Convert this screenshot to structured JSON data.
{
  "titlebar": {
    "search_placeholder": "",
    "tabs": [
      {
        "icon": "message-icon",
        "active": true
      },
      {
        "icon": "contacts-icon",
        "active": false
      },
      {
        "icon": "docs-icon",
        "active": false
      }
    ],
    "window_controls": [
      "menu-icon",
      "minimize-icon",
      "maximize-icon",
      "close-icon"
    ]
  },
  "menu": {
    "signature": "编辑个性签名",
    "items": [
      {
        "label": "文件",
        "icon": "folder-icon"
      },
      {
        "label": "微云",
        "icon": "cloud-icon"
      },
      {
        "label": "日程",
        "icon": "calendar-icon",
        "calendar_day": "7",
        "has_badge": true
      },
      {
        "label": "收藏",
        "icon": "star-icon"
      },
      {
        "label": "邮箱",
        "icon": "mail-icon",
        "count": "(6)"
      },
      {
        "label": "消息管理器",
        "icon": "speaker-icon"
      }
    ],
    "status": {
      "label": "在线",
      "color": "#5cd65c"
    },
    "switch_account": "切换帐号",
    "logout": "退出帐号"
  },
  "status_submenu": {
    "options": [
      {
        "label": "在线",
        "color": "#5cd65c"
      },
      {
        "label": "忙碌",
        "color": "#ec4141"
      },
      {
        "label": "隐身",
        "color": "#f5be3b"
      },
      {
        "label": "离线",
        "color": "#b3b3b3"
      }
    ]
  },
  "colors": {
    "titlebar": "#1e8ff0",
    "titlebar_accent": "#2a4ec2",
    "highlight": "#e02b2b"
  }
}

## YOUR INSTRUCTIONS
Exactly reproduce the material above.

## SOLUTION FOR THIS TASK
Convert this screenshot to structured JSON data.
{
  "titlebar": {
    "search_placeholder": "",
    "tabs": [
      {
        "icon": "message-icon",
        "active": true
      },
      {
        "icon": "contacts-icon",
        "active": false
      },
      {
        "icon": "docs-icon",
        "active": false
      }
    ],
    "window_controls": [
      "menu-icon",
      "minimize-icon",
      "maximize-icon",
      "close-icon"
    ]
  },
  "menu": {
    "signature": "编辑个性签名",
    "items": [
      {
        "label": "文件",
        "icon": "folder-icon"
      },
      {
        "label": "微云",
        "icon": "cloud-icon"
      },
      {
        "label": "日程",
        "icon": "calendar-icon",
        "calendar_day": "7",
        "has_badge": true
      },
      {
        "label": "收藏",
        "icon": "star-icon"
      },
      {
        "label": "邮箱",
        "icon": "mail-icon",
        "count": "(6)"
      },
      {
        "label": "消息管理器",
        "icon": "speaker-icon"
      }
    ],
    "status": {
      "label": "在线",
      "color": "#5cd65c"
    },
    "switch_account": "切换帐号",
    "logout": "退出帐号"
  },
  "status_submenu": {
    "options": [
      {
        "label": "在线",
        "color": "#5cd65c"
      },
      {
        "label": "忙碌",
        "color": "#ec4141"
      },
      {
        "label": "隐身",
        "color": "#f5be3b"
      },
      {
        "label": "离线",
        "color": "#b3b3b3"
      }
    ]
  },
  "colors": {
    "titlebar": "#1e8ff0",
    "titlebar_accent": "#2a4ec2",
    "highlight": "#e02b2b"
  }
}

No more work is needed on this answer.